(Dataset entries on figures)
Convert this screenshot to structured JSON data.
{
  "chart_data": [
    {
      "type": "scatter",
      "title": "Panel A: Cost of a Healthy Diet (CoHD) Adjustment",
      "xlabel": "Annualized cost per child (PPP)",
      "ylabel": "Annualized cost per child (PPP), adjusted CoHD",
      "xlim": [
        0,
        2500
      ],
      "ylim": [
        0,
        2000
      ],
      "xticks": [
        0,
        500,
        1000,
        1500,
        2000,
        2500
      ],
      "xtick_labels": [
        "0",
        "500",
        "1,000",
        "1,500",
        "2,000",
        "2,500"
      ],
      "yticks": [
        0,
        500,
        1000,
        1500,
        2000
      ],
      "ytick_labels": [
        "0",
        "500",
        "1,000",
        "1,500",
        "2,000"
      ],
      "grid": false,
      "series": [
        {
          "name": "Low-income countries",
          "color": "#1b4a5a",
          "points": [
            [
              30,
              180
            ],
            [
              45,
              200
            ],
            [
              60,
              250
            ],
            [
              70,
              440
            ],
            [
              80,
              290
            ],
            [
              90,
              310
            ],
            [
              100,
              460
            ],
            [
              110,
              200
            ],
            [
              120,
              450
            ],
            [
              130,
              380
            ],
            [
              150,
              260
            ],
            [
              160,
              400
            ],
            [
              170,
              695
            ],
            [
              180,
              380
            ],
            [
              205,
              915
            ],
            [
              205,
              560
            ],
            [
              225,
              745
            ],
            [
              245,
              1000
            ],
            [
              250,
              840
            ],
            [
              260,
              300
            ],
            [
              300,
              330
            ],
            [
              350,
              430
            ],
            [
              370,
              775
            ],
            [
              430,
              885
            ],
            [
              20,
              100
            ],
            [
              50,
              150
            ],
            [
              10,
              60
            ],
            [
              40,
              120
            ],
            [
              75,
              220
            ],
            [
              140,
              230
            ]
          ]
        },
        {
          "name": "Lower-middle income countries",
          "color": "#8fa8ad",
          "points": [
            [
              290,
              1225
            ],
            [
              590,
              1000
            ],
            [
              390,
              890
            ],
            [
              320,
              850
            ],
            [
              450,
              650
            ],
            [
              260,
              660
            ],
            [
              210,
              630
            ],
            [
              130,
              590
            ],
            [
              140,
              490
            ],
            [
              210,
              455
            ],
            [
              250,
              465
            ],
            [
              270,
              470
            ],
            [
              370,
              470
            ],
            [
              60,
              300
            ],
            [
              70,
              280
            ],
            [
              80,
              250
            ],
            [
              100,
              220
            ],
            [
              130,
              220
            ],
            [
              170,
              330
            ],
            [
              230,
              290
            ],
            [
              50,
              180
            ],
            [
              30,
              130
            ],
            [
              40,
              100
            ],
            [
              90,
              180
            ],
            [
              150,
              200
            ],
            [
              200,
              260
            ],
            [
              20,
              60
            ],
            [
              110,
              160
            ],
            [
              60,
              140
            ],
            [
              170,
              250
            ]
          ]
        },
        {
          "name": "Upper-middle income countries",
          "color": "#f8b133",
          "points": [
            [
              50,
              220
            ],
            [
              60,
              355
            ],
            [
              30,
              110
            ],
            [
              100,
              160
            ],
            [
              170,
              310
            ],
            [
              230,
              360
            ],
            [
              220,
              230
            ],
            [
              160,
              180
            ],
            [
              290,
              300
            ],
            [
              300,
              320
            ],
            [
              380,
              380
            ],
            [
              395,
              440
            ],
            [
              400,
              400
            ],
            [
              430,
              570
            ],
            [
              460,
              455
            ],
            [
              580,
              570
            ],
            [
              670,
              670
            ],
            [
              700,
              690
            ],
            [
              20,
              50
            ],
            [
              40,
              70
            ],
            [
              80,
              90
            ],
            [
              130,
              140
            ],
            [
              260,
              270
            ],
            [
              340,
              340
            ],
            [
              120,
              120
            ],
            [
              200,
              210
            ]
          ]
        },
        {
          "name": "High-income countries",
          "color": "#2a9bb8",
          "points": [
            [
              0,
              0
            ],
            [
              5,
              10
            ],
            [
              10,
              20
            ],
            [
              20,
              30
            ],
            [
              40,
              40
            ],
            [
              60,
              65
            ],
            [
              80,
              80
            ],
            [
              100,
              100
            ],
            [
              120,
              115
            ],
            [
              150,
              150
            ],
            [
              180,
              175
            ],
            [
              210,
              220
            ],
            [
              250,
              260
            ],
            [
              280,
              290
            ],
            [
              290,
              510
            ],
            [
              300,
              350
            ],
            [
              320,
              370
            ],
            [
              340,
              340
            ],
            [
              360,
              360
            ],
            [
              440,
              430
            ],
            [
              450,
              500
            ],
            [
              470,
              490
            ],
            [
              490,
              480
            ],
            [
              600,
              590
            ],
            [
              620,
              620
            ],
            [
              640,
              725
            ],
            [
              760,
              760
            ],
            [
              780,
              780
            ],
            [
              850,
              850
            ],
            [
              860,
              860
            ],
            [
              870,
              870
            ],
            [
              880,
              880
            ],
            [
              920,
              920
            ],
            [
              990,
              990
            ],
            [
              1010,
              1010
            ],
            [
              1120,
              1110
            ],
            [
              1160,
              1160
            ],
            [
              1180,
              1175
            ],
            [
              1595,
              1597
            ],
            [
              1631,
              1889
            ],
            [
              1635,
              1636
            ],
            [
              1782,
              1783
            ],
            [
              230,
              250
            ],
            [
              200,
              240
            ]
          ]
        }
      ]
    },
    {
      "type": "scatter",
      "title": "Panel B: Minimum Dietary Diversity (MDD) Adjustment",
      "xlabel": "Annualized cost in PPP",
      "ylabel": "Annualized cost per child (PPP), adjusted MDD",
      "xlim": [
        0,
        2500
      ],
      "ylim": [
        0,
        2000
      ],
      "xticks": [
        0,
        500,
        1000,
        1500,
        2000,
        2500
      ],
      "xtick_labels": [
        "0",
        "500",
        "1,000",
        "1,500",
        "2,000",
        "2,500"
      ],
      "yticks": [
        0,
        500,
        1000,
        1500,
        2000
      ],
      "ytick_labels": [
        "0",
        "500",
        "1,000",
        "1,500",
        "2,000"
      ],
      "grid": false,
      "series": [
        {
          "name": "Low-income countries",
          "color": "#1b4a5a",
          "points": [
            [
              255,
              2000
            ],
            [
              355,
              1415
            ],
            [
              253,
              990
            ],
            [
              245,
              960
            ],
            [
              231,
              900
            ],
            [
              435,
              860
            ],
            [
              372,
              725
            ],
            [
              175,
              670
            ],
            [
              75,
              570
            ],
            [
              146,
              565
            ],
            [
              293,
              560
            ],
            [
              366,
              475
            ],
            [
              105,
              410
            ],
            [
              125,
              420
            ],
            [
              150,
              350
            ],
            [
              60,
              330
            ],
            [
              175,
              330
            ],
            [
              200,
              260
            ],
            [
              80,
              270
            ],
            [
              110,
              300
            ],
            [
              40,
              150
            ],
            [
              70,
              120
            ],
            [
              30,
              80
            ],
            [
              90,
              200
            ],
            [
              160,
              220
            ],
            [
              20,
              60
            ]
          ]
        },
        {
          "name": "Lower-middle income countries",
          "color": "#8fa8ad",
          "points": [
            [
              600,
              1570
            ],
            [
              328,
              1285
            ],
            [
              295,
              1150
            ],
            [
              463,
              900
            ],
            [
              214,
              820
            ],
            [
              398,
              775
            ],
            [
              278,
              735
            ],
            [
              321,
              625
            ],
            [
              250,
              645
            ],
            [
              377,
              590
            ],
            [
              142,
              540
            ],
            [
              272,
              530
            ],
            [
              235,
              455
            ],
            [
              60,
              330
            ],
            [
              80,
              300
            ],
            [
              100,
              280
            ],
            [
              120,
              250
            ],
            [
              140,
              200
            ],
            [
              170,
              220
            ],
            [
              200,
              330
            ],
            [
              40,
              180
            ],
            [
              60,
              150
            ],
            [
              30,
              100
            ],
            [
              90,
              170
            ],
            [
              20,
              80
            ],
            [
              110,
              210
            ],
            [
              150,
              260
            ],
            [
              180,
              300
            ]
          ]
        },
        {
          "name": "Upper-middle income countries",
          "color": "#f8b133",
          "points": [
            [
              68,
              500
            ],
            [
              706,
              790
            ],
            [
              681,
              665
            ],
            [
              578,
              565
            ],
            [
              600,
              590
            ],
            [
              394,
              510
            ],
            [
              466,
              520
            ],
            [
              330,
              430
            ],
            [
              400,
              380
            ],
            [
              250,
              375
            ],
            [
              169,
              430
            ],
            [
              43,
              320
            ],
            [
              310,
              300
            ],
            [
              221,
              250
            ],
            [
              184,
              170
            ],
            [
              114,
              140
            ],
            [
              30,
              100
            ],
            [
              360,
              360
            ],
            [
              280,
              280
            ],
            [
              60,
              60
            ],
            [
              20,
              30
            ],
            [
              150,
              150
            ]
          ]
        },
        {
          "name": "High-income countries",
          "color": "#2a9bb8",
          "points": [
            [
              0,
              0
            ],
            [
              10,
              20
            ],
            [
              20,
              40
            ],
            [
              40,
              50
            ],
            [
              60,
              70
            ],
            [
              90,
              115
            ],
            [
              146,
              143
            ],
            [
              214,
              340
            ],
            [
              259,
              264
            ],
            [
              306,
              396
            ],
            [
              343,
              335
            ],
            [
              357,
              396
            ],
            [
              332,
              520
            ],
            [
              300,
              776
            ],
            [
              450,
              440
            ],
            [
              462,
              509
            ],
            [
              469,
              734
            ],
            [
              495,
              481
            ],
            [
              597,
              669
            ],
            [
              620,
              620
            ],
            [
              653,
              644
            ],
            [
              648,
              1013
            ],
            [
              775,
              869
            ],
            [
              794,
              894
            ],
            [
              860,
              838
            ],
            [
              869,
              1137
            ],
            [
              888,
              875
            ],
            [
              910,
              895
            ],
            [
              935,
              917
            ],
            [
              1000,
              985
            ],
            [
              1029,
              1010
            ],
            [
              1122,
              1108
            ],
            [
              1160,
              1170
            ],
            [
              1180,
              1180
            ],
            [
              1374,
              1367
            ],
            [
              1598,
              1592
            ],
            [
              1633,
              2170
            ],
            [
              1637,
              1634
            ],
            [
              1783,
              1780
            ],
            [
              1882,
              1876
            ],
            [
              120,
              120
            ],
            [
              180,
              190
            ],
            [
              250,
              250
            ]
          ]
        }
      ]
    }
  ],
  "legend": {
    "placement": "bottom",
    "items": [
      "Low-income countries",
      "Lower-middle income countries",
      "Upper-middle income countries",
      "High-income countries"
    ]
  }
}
...
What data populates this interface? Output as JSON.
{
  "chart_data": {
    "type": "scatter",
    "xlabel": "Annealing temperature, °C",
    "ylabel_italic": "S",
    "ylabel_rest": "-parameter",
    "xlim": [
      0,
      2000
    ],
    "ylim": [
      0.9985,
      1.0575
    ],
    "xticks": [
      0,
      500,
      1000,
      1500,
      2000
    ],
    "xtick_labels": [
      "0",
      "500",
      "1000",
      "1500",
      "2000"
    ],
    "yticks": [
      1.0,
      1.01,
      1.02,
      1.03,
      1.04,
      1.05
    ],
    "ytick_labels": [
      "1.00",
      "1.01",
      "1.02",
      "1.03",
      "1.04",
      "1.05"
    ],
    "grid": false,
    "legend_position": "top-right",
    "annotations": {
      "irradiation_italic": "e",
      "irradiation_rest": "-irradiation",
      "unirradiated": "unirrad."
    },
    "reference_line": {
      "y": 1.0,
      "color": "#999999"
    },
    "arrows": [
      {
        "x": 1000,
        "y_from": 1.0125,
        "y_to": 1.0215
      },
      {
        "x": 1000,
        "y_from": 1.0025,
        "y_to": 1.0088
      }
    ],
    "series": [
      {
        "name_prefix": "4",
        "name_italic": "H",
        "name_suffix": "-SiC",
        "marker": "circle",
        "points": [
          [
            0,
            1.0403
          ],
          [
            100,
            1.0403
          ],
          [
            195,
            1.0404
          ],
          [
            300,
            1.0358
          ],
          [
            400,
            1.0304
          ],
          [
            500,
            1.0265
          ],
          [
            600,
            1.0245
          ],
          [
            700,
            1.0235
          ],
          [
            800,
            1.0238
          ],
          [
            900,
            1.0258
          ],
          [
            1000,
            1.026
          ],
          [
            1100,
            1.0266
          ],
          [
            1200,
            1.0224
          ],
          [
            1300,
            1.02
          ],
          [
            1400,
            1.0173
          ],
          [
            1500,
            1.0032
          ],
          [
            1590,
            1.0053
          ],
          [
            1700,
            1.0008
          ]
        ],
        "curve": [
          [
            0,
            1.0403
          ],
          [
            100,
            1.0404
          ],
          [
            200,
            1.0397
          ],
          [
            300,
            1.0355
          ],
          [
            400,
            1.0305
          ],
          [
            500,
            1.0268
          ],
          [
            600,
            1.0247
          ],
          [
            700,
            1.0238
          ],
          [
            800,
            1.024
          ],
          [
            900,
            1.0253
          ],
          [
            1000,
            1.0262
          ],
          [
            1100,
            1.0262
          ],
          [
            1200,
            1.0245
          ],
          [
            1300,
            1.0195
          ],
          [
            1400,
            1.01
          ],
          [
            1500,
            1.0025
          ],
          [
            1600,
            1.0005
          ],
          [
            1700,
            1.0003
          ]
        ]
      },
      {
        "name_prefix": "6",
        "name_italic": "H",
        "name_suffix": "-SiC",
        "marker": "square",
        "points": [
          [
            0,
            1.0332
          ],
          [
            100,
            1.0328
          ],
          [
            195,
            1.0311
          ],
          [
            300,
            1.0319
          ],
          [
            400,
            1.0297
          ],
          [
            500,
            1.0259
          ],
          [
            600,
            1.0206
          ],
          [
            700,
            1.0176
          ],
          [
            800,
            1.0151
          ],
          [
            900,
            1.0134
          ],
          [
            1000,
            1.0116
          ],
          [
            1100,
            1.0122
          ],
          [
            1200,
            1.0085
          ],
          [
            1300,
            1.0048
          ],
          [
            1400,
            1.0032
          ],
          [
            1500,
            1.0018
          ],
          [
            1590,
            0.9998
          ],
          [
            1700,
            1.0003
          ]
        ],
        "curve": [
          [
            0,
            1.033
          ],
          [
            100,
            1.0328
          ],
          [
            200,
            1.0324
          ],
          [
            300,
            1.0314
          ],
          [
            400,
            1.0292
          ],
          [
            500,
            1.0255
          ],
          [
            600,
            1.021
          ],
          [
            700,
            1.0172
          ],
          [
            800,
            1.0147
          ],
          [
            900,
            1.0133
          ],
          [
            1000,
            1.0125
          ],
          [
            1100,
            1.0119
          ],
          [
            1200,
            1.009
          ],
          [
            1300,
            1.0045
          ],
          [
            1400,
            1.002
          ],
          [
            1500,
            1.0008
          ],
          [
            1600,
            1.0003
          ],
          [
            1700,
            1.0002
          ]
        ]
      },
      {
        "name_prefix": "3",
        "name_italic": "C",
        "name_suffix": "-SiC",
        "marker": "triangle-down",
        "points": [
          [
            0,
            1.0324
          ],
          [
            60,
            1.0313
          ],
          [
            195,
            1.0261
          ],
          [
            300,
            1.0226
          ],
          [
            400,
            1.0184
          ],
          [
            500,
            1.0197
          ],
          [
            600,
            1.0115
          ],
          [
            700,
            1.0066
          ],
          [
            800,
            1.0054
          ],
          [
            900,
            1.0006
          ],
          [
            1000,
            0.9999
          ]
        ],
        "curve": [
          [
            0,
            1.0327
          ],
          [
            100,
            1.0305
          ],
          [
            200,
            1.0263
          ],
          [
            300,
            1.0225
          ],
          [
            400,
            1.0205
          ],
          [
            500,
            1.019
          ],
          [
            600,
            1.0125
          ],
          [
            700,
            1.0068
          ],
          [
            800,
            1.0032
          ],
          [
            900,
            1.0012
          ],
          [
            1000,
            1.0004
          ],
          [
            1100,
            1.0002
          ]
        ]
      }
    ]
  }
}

Required work:
Lines in the records that hold the word "JSON" are to be counted; give only the total.

Answer:
2